┌──
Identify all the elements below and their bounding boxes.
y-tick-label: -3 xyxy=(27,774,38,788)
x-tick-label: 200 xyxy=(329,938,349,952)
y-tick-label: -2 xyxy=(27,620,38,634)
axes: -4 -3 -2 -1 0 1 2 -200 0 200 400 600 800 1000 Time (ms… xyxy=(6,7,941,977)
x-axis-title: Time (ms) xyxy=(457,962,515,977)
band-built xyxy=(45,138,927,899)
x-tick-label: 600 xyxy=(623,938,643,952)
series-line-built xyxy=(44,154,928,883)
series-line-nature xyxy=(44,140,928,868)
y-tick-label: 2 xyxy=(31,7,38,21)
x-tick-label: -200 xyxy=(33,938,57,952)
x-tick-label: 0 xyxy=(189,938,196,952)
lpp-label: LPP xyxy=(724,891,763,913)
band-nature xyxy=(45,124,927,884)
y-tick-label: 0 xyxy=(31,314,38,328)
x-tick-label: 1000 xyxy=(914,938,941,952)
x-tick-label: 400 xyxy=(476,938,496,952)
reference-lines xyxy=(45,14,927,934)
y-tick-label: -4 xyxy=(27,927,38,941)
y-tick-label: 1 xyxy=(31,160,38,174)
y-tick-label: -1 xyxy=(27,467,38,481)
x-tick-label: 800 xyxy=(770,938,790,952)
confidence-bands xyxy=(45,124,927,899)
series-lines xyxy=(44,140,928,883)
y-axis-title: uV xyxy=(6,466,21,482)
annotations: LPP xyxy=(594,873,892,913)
└──
┌──
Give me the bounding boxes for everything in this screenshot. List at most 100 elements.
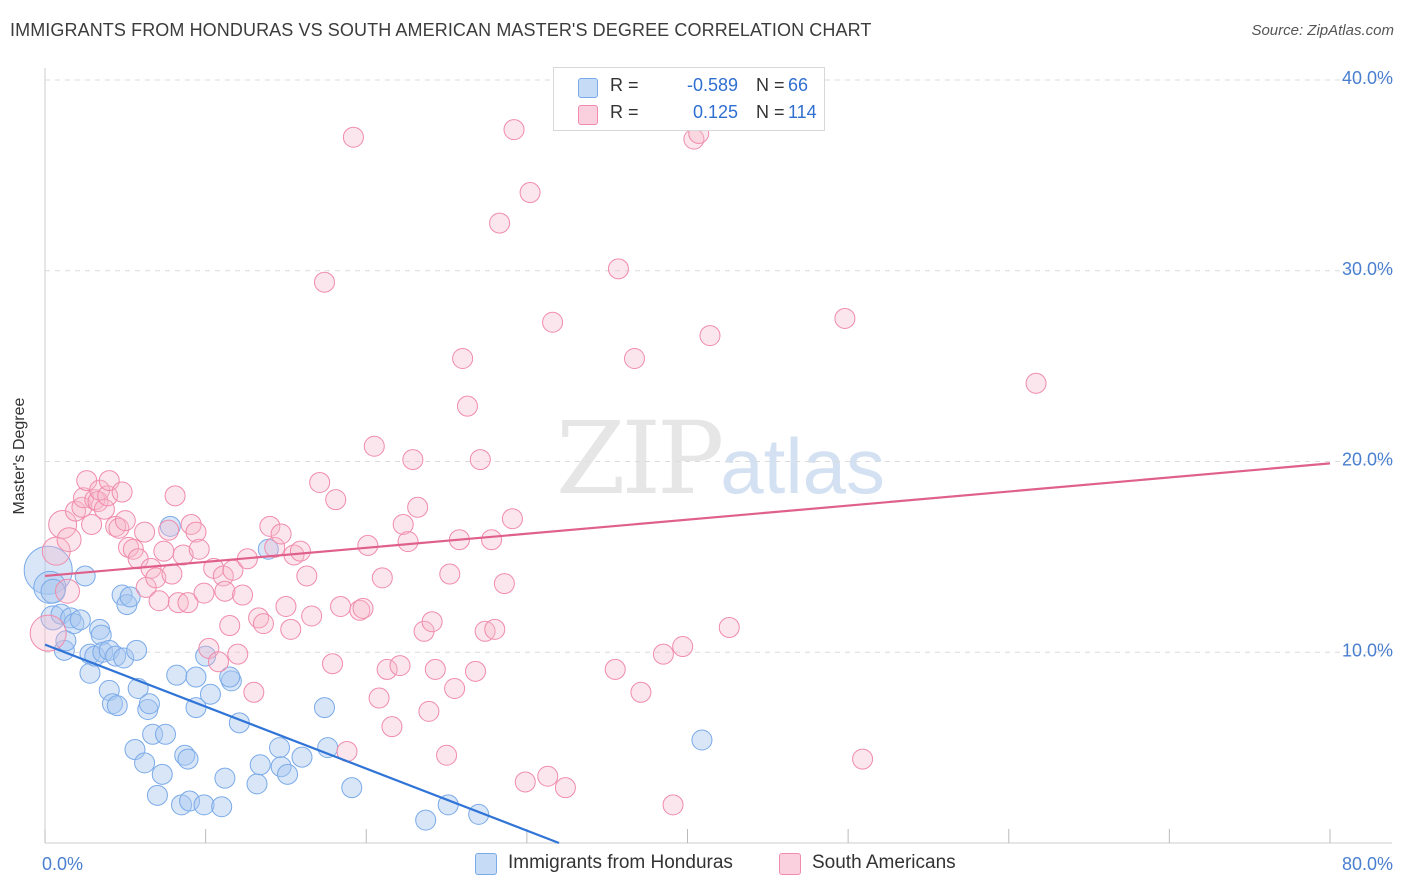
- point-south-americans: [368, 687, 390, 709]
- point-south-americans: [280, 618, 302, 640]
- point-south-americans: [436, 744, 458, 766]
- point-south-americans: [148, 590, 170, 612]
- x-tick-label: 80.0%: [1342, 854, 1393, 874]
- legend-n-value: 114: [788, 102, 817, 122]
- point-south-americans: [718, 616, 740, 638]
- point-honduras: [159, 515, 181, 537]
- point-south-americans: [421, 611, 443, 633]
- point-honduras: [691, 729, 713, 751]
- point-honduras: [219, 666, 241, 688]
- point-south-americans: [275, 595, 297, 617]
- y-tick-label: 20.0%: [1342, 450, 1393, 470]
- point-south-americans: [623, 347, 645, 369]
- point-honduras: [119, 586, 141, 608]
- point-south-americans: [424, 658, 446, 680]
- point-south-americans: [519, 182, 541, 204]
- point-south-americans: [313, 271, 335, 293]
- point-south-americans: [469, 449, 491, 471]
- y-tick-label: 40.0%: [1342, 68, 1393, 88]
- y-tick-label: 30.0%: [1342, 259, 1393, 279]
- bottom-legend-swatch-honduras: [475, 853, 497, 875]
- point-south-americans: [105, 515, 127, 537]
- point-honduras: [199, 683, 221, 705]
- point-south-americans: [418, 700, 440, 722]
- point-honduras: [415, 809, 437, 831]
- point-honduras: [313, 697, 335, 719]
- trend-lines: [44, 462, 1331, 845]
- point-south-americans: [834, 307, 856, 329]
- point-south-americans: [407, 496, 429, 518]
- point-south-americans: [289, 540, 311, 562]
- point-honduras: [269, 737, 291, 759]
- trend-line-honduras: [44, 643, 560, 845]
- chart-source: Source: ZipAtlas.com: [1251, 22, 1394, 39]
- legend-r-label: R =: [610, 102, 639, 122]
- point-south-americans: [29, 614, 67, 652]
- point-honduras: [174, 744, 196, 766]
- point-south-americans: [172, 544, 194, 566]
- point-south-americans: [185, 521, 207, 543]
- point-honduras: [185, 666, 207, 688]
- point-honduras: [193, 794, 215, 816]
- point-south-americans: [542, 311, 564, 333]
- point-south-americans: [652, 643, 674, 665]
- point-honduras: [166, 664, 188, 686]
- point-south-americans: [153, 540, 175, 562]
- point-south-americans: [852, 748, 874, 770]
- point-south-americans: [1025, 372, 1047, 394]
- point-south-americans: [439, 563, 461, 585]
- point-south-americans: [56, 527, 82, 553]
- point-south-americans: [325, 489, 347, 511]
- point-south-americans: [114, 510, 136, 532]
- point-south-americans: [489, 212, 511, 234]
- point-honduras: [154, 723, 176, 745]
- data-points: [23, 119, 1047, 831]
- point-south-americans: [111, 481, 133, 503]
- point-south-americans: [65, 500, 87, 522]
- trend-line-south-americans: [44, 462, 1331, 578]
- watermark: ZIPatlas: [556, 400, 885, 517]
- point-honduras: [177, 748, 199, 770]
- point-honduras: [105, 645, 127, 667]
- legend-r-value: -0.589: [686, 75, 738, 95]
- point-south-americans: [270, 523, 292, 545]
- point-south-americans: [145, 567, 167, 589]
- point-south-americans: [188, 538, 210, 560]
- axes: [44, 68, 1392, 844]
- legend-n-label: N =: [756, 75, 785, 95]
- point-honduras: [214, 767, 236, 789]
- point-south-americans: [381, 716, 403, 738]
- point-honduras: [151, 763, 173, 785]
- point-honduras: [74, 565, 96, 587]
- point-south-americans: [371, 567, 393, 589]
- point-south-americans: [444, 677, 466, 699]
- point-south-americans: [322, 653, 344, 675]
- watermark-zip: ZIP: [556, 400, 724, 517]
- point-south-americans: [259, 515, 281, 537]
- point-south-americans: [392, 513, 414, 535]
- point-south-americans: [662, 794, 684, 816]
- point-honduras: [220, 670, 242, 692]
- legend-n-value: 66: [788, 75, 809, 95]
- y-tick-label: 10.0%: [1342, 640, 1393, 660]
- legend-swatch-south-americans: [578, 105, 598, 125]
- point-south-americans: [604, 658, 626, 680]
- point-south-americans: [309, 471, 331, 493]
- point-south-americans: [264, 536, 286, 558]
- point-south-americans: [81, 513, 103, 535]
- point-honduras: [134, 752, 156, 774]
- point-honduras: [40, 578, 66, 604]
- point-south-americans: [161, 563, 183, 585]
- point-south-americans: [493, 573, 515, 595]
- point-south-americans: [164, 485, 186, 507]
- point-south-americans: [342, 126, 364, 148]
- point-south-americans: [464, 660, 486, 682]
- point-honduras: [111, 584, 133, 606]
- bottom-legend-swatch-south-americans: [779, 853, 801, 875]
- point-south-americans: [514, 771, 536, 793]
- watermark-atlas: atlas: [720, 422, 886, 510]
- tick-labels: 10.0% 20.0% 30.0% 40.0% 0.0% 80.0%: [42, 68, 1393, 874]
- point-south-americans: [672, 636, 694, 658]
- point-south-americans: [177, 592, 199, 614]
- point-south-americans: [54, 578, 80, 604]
└──
* [SET PROBLEM] Reproduce the records verbatim from the line containing "Identify all the" through the line containing "annotations: LPP xyxy=(594,873,892,913)".

* [FINISHED TASK]
Identify all the elements below and their bounding boxes.
y-tick-label: -3 xyxy=(27,774,38,788)
x-tick-label: 200 xyxy=(329,938,349,952)
y-tick-label: -2 xyxy=(27,620,38,634)
axes: -4 -3 -2 -1 0 1 2 -200 0 200 400 600 800 1000 Time (ms… xyxy=(6,7,941,977)
x-axis-title: Time (ms) xyxy=(457,962,515,977)
band-built xyxy=(45,138,927,899)
x-tick-label: 600 xyxy=(623,938,643,952)
series-line-built xyxy=(44,154,928,883)
series-line-nature xyxy=(44,140,928,868)
y-tick-label: 2 xyxy=(31,7,38,21)
x-tick-label: -200 xyxy=(33,938,57,952)
x-tick-label: 0 xyxy=(189,938,196,952)
lpp-label: LPP xyxy=(724,891,763,913)
band-nature xyxy=(45,124,927,884)
y-tick-label: 0 xyxy=(31,314,38,328)
x-tick-label: 1000 xyxy=(914,938,941,952)
x-tick-label: 400 xyxy=(476,938,496,952)
reference-lines xyxy=(45,14,927,934)
y-tick-label: -4 xyxy=(27,927,38,941)
y-tick-label: 1 xyxy=(31,160,38,174)
y-tick-label: -1 xyxy=(27,467,38,481)
x-tick-label: 800 xyxy=(770,938,790,952)
confidence-bands xyxy=(45,124,927,899)
series-lines xyxy=(44,140,928,883)
y-axis-title: uV xyxy=(6,466,21,482)
annotations: LPP xyxy=(594,873,892,913)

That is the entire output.